# [WORK TO BE COMPLETED]
Rewrite the records from the beginning through the line containing "Text: 16: 16 bbox=[513, 503, 528, 513]", inclusive, replacing "Global Market Size" with "Worldwide Market Size" and leaving everything else unchanged.

# [DATA PROVIDED]
________________________
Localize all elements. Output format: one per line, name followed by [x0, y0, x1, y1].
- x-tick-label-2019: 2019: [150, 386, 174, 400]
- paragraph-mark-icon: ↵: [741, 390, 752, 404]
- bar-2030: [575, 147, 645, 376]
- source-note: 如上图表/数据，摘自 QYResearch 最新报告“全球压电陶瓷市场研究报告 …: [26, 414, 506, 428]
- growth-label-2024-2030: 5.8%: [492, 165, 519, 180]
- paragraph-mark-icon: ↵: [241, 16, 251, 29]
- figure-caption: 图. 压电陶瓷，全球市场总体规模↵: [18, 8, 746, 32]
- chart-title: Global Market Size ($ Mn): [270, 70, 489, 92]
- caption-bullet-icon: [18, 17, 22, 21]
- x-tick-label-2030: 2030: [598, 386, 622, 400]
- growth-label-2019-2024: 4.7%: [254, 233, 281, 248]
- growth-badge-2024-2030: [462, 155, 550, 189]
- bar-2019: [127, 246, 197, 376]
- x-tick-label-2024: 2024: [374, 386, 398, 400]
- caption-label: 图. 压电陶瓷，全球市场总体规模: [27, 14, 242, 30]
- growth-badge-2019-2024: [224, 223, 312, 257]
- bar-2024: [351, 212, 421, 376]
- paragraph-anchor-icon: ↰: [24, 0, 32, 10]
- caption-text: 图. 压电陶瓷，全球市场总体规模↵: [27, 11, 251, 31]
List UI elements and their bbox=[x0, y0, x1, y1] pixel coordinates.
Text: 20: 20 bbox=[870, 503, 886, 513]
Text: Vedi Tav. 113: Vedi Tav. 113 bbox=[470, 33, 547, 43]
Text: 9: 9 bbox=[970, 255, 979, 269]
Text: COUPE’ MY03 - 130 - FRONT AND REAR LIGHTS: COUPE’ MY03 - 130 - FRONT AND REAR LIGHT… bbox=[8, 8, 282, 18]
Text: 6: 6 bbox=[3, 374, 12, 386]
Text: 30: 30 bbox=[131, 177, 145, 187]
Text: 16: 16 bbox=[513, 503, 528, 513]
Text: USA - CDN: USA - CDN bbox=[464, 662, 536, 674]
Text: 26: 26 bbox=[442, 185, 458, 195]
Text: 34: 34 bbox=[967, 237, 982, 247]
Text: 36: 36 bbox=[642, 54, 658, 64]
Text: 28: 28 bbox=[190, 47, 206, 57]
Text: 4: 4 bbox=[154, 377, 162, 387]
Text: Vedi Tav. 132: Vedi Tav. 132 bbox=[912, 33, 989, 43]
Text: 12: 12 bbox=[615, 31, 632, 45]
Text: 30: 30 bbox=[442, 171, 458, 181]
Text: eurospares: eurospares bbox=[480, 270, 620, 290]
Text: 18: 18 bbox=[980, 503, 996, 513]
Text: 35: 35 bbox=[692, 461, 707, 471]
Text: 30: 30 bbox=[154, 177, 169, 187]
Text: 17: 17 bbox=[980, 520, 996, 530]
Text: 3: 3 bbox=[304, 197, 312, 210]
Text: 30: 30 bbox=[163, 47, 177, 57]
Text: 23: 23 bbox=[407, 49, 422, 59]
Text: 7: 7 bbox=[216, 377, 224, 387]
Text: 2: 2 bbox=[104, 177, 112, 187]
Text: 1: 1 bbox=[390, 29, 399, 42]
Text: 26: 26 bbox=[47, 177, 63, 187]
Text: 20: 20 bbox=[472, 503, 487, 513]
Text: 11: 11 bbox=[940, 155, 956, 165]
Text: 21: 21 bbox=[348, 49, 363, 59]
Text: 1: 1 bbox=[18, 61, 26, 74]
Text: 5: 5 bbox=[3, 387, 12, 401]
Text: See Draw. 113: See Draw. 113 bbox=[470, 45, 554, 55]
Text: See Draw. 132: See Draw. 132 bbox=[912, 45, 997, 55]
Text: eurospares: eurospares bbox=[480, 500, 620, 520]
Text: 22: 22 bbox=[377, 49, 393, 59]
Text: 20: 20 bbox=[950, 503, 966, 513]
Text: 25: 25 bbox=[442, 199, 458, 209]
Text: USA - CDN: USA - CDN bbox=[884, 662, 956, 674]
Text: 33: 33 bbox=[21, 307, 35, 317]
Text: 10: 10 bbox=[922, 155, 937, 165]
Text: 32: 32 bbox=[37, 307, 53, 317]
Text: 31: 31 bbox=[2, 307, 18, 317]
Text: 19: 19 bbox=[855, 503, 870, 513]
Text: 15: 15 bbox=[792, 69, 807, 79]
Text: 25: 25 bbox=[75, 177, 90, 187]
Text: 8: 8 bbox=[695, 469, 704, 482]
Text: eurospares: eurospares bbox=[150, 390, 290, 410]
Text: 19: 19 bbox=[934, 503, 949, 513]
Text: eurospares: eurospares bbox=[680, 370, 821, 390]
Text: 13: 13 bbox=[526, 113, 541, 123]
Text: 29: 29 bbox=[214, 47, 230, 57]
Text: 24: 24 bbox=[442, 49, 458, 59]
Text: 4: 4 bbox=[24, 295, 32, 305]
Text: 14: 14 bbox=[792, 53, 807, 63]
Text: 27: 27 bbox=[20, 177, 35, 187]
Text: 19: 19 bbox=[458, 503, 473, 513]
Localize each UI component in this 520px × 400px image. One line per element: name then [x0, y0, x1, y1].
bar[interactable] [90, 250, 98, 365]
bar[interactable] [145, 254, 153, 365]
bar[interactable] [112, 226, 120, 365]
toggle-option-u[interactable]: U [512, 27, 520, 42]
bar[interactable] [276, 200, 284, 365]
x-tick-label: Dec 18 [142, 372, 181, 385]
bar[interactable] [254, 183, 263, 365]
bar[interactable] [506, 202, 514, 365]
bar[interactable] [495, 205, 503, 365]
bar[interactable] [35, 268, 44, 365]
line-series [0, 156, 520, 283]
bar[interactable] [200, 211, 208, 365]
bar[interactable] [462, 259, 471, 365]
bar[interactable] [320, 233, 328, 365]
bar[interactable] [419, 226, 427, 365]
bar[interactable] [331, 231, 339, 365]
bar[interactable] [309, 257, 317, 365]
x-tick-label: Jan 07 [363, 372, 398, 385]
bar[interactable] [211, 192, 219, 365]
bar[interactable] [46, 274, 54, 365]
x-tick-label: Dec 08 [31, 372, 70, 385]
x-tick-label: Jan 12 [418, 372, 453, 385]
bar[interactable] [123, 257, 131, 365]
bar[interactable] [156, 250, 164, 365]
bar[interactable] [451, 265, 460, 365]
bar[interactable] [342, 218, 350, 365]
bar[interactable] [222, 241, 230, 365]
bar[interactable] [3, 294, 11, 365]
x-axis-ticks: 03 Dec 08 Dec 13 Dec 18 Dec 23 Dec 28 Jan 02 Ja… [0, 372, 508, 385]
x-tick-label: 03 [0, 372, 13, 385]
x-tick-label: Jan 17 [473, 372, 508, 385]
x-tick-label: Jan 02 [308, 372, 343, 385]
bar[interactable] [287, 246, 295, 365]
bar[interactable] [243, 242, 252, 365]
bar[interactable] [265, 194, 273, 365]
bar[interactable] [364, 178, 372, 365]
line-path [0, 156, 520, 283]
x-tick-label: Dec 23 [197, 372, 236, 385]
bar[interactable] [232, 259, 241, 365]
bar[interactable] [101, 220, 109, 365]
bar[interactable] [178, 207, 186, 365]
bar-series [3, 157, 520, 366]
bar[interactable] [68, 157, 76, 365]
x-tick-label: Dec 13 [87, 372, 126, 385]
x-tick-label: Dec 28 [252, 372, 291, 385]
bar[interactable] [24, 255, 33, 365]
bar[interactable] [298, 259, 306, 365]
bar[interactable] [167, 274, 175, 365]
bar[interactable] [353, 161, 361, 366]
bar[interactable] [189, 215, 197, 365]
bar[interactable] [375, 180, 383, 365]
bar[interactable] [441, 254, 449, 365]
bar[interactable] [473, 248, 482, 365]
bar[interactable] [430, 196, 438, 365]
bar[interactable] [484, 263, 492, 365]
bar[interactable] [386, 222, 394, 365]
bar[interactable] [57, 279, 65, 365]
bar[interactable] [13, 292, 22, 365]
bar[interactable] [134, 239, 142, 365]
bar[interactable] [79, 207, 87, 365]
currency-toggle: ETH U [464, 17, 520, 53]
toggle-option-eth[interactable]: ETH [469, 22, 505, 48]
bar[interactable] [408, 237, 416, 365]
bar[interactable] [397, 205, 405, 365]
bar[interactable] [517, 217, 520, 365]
________________________
# [ANSWER TO THIS EXERCISE]
Localize all elements. Output format: one per line, name followed by [x0, y0, x1, y1].
- x-tick-label-2019: 2019: [150, 386, 174, 400]
- paragraph-mark-icon: ↵: [741, 390, 752, 404]
- bar-2030: [575, 147, 645, 376]
- source-note: 如上图表/数据，摘自 QYResearch 最新报告“全球压电陶瓷市场研究报告 …: [26, 414, 506, 428]
- growth-label-2024-2030: 5.8%: [492, 165, 519, 180]
- paragraph-mark-icon: ↵: [241, 16, 251, 29]
- figure-caption: 图. 压电陶瓷，全球市场总体规模↵: [18, 8, 746, 32]
- chart-title: Worldwide Market Size ($ Mn): [270, 70, 489, 92]
- caption-bullet-icon: [18, 17, 22, 21]
- x-tick-label-2030: 2030: [598, 386, 622, 400]
- growth-label-2019-2024: 4.7%: [254, 233, 281, 248]
- growth-badge-2024-2030: [462, 155, 550, 189]
- bar-2019: [127, 246, 197, 376]
- x-tick-label-2024: 2024: [374, 386, 398, 400]
- caption-label: 图. 压电陶瓷，全球市场总体规模: [27, 14, 242, 30]
- growth-badge-2019-2024: [224, 223, 312, 257]
- bar-2024: [351, 212, 421, 376]
- paragraph-anchor-icon: ↰: [24, 0, 32, 10]
- caption-text: 图. 压电陶瓷，全球市场总体规模↵: [27, 11, 251, 31]
List UI elements and their bbox=[x0, y0, x1, y1] pixel coordinates.
Text: 20: 20 bbox=[870, 503, 886, 513]
Text: Vedi Tav. 113: Vedi Tav. 113 bbox=[470, 33, 547, 43]
Text: 9: 9 bbox=[970, 255, 979, 269]
Text: COUPE’ MY03 - 130 - FRONT AND REAR LIGHTS: COUPE’ MY03 - 130 - FRONT AND REAR LIGHT… bbox=[8, 8, 282, 18]
Text: 6: 6 bbox=[3, 374, 12, 386]
Text: 30: 30 bbox=[131, 177, 145, 187]
Text: 16: 16 bbox=[513, 503, 528, 513]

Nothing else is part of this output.